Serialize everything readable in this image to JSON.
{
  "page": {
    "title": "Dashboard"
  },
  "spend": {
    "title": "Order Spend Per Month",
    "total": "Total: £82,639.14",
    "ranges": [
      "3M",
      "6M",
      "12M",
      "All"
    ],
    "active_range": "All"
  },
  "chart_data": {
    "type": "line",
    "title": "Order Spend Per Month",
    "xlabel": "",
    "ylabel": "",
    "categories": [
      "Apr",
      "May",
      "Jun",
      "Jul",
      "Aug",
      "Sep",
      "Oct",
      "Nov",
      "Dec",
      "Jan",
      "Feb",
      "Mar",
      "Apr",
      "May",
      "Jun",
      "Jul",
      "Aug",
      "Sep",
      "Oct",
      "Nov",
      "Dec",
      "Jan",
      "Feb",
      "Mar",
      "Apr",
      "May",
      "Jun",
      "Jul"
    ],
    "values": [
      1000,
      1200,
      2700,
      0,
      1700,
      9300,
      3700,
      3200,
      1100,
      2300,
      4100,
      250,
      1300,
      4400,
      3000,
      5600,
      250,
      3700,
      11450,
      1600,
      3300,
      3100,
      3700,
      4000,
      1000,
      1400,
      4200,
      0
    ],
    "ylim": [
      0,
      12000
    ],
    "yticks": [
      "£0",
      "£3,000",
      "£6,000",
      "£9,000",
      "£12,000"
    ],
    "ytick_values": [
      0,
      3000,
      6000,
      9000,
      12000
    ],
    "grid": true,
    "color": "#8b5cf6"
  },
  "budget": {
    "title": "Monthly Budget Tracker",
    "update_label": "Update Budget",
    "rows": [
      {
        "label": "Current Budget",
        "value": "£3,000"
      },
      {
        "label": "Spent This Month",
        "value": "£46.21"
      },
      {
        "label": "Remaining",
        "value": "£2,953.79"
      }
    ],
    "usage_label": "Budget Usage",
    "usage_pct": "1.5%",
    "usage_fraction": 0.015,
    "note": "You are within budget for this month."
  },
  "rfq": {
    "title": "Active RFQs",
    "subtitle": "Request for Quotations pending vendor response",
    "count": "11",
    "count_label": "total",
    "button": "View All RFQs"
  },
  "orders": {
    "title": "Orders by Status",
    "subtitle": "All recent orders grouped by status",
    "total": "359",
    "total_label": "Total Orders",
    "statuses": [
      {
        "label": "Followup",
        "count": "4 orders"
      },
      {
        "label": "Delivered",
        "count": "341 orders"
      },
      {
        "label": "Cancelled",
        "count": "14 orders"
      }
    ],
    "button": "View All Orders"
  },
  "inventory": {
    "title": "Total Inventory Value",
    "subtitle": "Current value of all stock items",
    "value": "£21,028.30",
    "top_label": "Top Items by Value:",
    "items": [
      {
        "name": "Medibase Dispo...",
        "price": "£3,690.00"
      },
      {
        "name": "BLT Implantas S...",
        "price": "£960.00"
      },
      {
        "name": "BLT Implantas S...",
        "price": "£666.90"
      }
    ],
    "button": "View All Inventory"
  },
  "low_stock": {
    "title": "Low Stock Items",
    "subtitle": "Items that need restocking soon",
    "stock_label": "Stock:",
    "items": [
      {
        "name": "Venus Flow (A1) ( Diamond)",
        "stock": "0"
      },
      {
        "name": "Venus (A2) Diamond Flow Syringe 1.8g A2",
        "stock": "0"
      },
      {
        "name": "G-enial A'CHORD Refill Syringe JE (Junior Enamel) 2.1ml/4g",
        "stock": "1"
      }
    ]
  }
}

■ ■ ■

● Set task
Faithfully reproduce all of the records, character for character.

● Full response
Serialize everything readable in this image to JSON.
{
  "page": {
    "title": "Dashboard"
  },
  "spend": {
    "title": "Order Spend Per Month",
    "total": "Total: £82,639.14",
    "ranges": [
      "3M",
      "6M",
      "12M",
      "All"
    ],
    "active_range": "All"
  },
  "chart_data": {
    "type": "line",
    "title": "Order Spend Per Month",
    "xlabel": "",
    "ylabel": "",
    "categories": [
      "Apr",
      "May",
      "Jun",
      "Jul",
      "Aug",
      "Sep",
      "Oct",
      "Nov",
      "Dec",
      "Jan",
      "Feb",
      "Mar",
      "Apr",
      "May",
      "Jun",
      "Jul",
      "Aug",
      "Sep",
      "Oct",
      "Nov",
      "Dec",
      "Jan",
      "Feb",
      "Mar",
      "Apr",
      "May",
      "Jun",
      "Jul"
    ],
    "values": [
      1000,
      1200,
      2700,
      0,
      1700,
      9300,
      3700,
      3200,
      1100,
      2300,
      4100,
      250,
      1300,
      4400,
      3000,
      5600,
      250,
      3700,
      11450,
      1600,
      3300,
      3100,
      3700,
      4000,
      1000,
      1400,
      4200,
      0
    ],
    "ylim": [
      0,
      12000
    ],
    "yticks": [
      "£0",
      "£3,000",
      "£6,000",
      "£9,000",
      "£12,000"
    ],
    "ytick_values": [
      0,
      3000,
      6000,
      9000,
      12000
    ],
    "grid": true,
    "color": "#8b5cf6"
  },
  "budget": {
    "title": "Monthly Budget Tracker",
    "update_label": "Update Budget",
    "rows": [
      {
        "label": "Current Budget",
        "value": "£3,000"
      },
      {
        "label": "Spent This Month",
        "value": "£46.21"
      },
      {
        "label": "Remaining",
        "value": "£2,953.79"
      }
    ],
    "usage_label": "Budget Usage",
    "usage_pct": "1.5%",
    "usage_fraction": 0.015,
    "note": "You are within budget for this month."
  },
  "rfq": {
    "title": "Active RFQs",
    "subtitle": "Request for Quotations pending vendor response",
    "count": "11",
    "count_label": "total",
    "button": "View All RFQs"
  },
  "orders": {
    "title": "Orders by Status",
    "subtitle": "All recent orders grouped by status",
    "total": "359",
    "total_label": "Total Orders",
    "statuses": [
      {
        "label": "Followup",
        "count": "4 orders"
      },
      {
        "label": "Delivered",
        "count": "341 orders"
      },
      {
        "label": "Cancelled",
        "count": "14 orders"
      }
    ],
    "button": "View All Orders"
  },
  "inventory": {
    "title": "Total Inventory Value",
    "subtitle": "Current value of all stock items",
    "value": "£21,028.30",
    "top_label": "Top Items by Value:",
    "items": [
      {
        "name": "Medibase Dispo...",
        "price": "£3,690.00"
      },
      {
        "name": "BLT Implantas S...",
        "price": "£960.00"
      },
      {
        "name": "BLT Implantas S...",
        "price": "£666.90"
      }
    ],
    "button": "View All Inventory"
  },
  "low_stock": {
    "title": "Low Stock Items",
    "subtitle": "Items that need restocking soon",
    "stock_label": "Stock:",
    "items": [
      {
        "name": "Venus Flow (A1) ( Diamond)",
        "stock": "0"
      },
      {
        "name": "Venus (A2) Diamond Flow Syringe 1.8g A2",
        "stock": "0"
      },
      {
        "name": "G-enial A'CHORD Refill Syringe JE (Junior Enamel) 2.1ml/4g",
        "stock": "1"
      }
    ]
  }
}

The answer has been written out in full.